* **Aim**
In each of the records, swap "percent" for "pct" and leave everything else untouched. Reproduce the lines without the pictures.

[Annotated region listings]
* * * *

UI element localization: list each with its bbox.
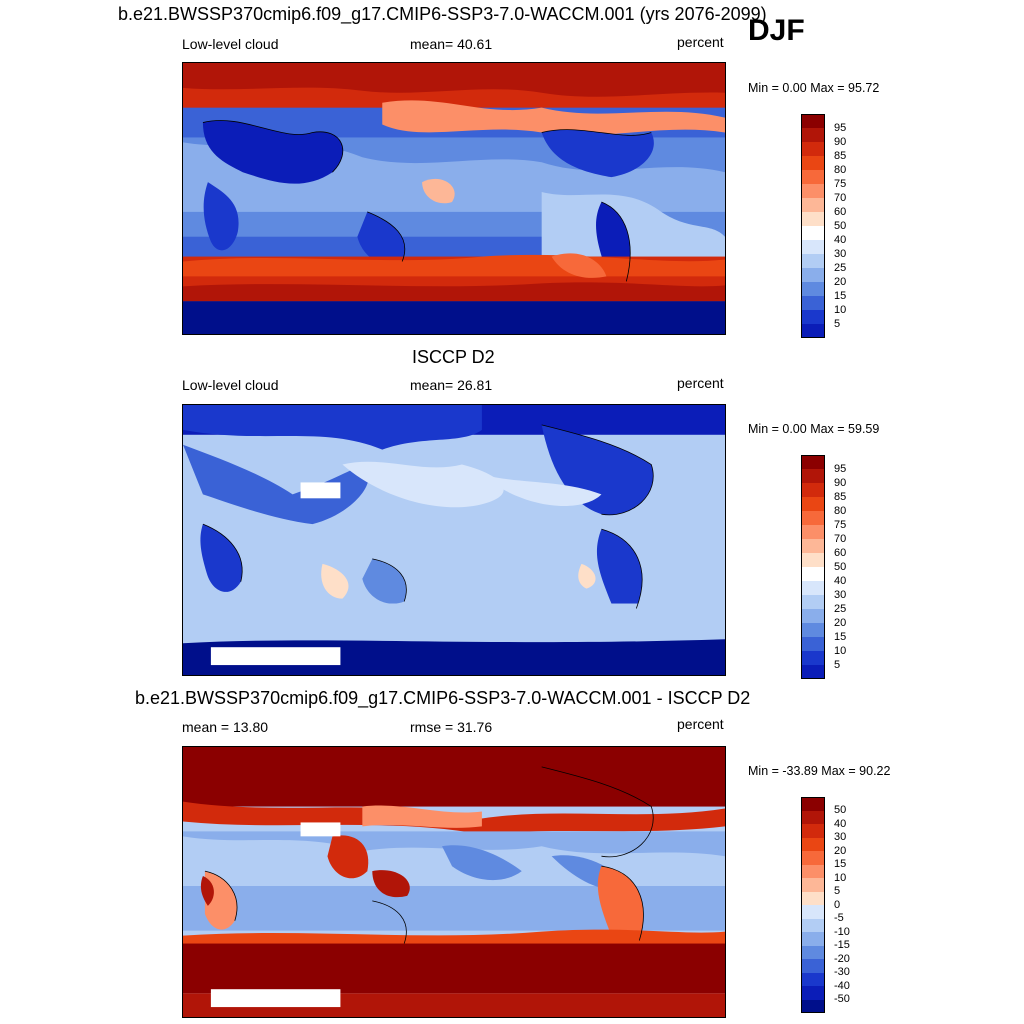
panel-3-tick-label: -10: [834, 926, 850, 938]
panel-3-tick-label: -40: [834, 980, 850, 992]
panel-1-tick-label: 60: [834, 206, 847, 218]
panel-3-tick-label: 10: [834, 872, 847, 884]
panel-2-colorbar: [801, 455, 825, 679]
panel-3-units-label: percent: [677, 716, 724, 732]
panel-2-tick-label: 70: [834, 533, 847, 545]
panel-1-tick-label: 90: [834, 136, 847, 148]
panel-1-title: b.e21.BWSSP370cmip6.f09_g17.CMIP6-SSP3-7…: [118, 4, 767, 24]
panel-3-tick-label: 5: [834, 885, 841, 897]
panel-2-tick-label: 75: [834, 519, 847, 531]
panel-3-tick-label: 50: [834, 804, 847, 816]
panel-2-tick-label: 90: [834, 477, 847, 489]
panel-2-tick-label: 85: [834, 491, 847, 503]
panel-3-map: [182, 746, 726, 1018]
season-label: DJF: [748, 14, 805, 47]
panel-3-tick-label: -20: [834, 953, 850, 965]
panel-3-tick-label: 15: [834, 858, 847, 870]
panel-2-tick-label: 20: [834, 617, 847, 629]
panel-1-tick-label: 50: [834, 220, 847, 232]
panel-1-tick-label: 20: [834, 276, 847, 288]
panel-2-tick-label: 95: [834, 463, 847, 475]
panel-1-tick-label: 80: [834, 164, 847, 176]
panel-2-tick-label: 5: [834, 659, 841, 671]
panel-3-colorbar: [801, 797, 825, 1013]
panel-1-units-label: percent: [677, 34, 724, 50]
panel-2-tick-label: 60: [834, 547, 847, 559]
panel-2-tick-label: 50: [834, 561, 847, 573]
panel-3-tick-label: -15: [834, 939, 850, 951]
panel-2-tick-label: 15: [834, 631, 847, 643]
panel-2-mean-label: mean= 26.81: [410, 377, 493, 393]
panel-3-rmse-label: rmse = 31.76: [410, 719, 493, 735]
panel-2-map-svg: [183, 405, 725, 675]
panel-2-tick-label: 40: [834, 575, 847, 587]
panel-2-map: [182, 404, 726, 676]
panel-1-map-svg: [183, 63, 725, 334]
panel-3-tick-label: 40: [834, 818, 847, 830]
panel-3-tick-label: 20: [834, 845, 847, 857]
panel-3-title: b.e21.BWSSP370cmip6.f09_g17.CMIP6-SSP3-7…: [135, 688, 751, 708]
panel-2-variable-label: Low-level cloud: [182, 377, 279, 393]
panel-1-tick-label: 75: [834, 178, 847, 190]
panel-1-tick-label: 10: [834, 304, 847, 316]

* * * *

* **Task output**
UI element localization: list each with its bbox.
panel-3-tick-label: -10: [834, 926, 850, 938]
panel-3-tick-label: -40: [834, 980, 850, 992]
panel-1-tick-label: 60: [834, 206, 847, 218]
panel-3-tick-label: 10: [834, 872, 847, 884]
panel-2-colorbar: [801, 455, 825, 679]
panel-3-units-label: pct: [677, 716, 724, 732]
panel-2-tick-label: 70: [834, 533, 847, 545]
panel-1-tick-label: 90: [834, 136, 847, 148]
panel-1-title: b.e21.BWSSP370cmip6.f09_g17.CMIP6-SSP3-7…: [118, 4, 767, 24]
panel-3-tick-label: 5: [834, 885, 841, 897]
panel-2-tick-label: 75: [834, 519, 847, 531]
panel-3-tick-label: 50: [834, 804, 847, 816]
panel-2-tick-label: 90: [834, 477, 847, 489]
panel-2-tick-label: 85: [834, 491, 847, 503]
panel-3-map: [182, 746, 726, 1018]
season-label: DJF: [748, 14, 805, 47]
panel-3-tick-label: -20: [834, 953, 850, 965]
panel-3-tick-label: 15: [834, 858, 847, 870]
panel-2-tick-label: 20: [834, 617, 847, 629]
panel-1-tick-label: 50: [834, 220, 847, 232]
panel-1-tick-label: 20: [834, 276, 847, 288]
panel-2-tick-label: 95: [834, 463, 847, 475]
panel-1-tick-label: 80: [834, 164, 847, 176]
panel-2-tick-label: 5: [834, 659, 841, 671]
panel-3-colorbar: [801, 797, 825, 1013]
panel-1-units-label: pct: [677, 34, 724, 50]
panel-2-tick-label: 60: [834, 547, 847, 559]
panel-2-tick-label: 50: [834, 561, 847, 573]
panel-3-tick-label: -15: [834, 939, 850, 951]
panel-2-tick-label: 15: [834, 631, 847, 643]
panel-2-mean-label: mean= 26.81: [410, 377, 493, 393]
panel-3-rmse-label: rmse = 31.76: [410, 719, 493, 735]
panel-2-map-svg: [183, 405, 725, 675]
panel-2-tick-label: 40: [834, 575, 847, 587]
panel-2-map: [182, 404, 726, 676]
panel-1-map-svg: [183, 63, 725, 334]
panel-3-tick-label: 40: [834, 818, 847, 830]
panel-3-tick-label: 20: [834, 845, 847, 857]
panel-3-title: b.e21.BWSSP370cmip6.f09_g17.CMIP6-SSP3-7…: [135, 688, 751, 708]
panel-2-variable-label: Low-level cloud: [182, 377, 279, 393]
panel-1-tick-label: 75: [834, 178, 847, 190]
panel-1-tick-label: 10: [834, 304, 847, 316]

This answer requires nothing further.